[Dataset records]
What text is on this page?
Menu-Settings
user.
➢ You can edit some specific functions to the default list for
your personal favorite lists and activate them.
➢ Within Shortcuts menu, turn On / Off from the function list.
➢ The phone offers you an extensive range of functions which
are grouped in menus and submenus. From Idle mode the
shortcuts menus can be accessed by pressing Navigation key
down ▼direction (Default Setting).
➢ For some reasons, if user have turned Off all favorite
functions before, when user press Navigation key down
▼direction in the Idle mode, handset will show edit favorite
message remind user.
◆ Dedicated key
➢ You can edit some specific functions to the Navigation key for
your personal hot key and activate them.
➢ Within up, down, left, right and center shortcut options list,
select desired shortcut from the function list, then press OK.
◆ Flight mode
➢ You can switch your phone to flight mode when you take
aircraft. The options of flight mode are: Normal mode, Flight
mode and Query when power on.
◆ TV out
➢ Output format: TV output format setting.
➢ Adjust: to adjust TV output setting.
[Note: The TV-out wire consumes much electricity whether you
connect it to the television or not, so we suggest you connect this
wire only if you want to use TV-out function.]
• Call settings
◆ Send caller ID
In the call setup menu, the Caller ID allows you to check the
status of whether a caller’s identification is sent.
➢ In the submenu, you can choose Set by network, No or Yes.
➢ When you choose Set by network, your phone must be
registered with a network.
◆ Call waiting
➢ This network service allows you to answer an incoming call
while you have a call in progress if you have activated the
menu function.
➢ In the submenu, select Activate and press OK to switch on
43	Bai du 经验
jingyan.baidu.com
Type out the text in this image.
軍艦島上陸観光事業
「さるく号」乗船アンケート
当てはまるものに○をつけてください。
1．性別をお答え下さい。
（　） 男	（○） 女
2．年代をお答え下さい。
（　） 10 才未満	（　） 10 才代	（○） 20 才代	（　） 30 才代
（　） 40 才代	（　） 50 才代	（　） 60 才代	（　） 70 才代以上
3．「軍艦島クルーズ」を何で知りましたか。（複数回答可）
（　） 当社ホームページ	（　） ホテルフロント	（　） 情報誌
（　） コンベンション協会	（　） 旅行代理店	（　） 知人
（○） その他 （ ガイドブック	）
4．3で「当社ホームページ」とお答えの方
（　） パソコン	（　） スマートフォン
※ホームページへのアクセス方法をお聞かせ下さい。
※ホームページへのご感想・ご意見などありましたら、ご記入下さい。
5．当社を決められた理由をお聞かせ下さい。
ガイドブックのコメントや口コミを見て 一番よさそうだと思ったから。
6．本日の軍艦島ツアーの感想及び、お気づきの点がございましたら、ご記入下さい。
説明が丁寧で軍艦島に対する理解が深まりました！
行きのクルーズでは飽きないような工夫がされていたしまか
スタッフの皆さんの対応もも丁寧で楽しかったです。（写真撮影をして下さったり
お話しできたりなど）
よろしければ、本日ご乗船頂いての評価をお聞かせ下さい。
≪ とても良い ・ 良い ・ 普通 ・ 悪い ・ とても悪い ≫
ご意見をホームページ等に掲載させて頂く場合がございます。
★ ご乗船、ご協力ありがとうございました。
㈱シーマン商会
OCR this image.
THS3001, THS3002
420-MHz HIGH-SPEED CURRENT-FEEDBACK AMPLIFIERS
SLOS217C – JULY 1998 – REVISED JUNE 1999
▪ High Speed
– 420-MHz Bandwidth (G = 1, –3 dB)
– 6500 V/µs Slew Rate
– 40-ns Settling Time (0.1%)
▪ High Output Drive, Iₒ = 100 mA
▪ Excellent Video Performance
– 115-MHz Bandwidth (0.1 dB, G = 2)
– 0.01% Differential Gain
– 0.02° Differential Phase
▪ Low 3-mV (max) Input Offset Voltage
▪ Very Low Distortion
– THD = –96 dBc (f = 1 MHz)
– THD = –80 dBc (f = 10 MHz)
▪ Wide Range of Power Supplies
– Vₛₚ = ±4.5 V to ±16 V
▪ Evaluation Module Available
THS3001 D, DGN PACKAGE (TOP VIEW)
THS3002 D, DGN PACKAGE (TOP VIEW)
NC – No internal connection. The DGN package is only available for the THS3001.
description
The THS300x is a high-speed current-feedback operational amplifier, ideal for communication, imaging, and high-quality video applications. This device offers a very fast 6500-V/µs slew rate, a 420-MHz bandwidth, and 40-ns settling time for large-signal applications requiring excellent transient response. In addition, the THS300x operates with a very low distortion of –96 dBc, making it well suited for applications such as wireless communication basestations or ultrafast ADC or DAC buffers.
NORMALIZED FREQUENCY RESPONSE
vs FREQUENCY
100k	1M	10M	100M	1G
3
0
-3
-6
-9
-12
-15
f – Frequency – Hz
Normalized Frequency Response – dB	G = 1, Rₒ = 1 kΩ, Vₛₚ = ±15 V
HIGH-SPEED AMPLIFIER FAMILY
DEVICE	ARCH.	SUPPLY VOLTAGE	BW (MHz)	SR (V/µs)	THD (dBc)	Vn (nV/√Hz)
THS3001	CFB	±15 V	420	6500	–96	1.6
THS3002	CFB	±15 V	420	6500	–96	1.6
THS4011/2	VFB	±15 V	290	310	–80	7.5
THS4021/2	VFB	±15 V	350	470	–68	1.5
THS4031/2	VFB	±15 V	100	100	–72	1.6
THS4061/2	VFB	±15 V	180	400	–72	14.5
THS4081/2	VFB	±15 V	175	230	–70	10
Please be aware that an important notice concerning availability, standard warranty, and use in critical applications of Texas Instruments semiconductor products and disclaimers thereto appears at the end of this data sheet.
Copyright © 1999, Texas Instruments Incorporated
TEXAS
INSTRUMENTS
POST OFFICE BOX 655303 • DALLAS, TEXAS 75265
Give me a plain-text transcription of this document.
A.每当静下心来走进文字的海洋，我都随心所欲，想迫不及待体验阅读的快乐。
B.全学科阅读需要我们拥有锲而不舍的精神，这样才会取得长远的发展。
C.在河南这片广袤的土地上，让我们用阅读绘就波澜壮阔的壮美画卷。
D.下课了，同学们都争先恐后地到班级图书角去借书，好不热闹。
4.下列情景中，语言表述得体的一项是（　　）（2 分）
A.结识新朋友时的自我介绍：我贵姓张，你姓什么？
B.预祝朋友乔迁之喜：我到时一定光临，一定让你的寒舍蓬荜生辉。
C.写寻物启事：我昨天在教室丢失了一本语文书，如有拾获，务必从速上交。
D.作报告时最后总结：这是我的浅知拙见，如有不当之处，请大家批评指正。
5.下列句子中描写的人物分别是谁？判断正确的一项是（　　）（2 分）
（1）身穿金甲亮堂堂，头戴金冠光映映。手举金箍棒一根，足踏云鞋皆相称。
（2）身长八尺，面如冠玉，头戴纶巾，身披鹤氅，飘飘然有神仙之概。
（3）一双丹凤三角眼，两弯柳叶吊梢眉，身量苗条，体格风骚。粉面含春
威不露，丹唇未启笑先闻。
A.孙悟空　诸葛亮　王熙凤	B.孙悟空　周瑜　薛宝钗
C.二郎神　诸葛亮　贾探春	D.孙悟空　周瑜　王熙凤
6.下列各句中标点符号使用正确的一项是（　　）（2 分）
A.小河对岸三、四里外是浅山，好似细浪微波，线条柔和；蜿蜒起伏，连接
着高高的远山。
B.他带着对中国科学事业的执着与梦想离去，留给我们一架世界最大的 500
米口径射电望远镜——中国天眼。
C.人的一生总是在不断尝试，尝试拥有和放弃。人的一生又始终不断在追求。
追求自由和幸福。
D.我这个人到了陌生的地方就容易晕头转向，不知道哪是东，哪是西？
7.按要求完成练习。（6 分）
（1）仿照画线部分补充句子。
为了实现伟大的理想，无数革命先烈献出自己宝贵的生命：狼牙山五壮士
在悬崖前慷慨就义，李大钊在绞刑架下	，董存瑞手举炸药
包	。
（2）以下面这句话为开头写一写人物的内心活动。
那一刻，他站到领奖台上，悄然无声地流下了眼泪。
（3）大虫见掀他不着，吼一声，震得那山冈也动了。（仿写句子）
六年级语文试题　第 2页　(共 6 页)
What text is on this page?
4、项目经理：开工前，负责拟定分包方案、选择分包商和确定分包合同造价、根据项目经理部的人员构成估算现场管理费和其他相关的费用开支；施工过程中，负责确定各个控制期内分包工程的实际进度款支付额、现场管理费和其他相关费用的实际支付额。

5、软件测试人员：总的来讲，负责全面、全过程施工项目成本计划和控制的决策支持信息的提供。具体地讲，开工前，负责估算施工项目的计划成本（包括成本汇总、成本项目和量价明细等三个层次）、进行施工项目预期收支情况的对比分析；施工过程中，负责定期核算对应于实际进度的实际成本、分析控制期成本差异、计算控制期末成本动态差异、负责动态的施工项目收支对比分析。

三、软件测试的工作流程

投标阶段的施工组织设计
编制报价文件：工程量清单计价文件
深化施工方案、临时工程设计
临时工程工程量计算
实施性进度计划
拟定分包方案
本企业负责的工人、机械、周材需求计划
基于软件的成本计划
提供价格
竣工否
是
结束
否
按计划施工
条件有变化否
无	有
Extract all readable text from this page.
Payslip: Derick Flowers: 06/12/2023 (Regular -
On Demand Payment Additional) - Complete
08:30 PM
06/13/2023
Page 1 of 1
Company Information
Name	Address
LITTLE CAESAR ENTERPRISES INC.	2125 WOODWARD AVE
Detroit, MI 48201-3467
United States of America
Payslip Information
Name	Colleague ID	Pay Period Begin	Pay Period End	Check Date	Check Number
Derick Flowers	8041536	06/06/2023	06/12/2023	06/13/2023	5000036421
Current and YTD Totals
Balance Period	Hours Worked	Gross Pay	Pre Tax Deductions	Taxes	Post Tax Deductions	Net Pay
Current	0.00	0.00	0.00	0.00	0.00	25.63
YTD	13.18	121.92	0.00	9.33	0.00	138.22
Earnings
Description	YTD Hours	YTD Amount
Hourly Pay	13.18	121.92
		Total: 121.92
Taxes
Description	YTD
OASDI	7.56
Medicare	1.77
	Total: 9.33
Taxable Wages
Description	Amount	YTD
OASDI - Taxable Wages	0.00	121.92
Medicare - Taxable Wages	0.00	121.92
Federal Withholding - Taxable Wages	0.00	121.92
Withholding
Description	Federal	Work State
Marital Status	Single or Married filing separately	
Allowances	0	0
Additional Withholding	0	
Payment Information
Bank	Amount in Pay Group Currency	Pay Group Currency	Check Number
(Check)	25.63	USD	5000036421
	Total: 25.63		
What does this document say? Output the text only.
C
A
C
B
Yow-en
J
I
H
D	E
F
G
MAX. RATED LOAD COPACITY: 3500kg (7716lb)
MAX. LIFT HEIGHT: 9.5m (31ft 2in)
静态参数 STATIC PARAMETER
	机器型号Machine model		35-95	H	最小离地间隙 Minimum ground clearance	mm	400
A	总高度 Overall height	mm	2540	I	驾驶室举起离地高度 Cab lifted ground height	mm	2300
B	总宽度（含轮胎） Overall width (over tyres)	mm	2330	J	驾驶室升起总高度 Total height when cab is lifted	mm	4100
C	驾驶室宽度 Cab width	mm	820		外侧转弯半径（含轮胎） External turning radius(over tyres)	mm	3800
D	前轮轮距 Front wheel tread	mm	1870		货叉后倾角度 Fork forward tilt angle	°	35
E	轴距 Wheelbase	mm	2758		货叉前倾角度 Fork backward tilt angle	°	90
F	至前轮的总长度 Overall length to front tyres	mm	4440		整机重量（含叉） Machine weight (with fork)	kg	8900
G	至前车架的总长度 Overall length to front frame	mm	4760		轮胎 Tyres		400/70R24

## TASK DETAILS
Extract, exactly, the lines above that begin at the line containing "What does this" and end at the final line of the records; add no other text.

## RESULT OF THE TASK
What does this document say? Output the text only.
C
A
C
B
Yow-en
J
I
H
D	E
F
G
MAX. RATED LOAD COPACITY: 3500kg (7716lb)
MAX. LIFT HEIGHT: 9.5m (31ft 2in)
静态参数 STATIC PARAMETER
	机器型号Machine model		35-95	H	最小离地间隙 Minimum ground clearance	mm	400
A	总高度 Overall height	mm	2540	I	驾驶室举起离地高度 Cab lifted ground height	mm	2300
B	总宽度（含轮胎） Overall width (over tyres)	mm	2330	J	驾驶室升起总高度 Total height when cab is lifted	mm	4100
C	驾驶室宽度 Cab width	mm	820		外侧转弯半径（含轮胎） External turning radius(over tyres)	mm	3800
D	前轮轮距 Front wheel tread	mm	1870		货叉后倾角度 Fork forward tilt angle	°	35
E	轴距 Wheelbase	mm	2758		货叉前倾角度 Fork backward tilt angle	°	90
F	至前轮的总长度 Overall length to front tyres	mm	4440		整机重量（含叉） Machine weight (with fork)	kg	8900
G	至前车架的总长度 Overall length to front frame	mm	4760		轮胎 Tyres		400/70R24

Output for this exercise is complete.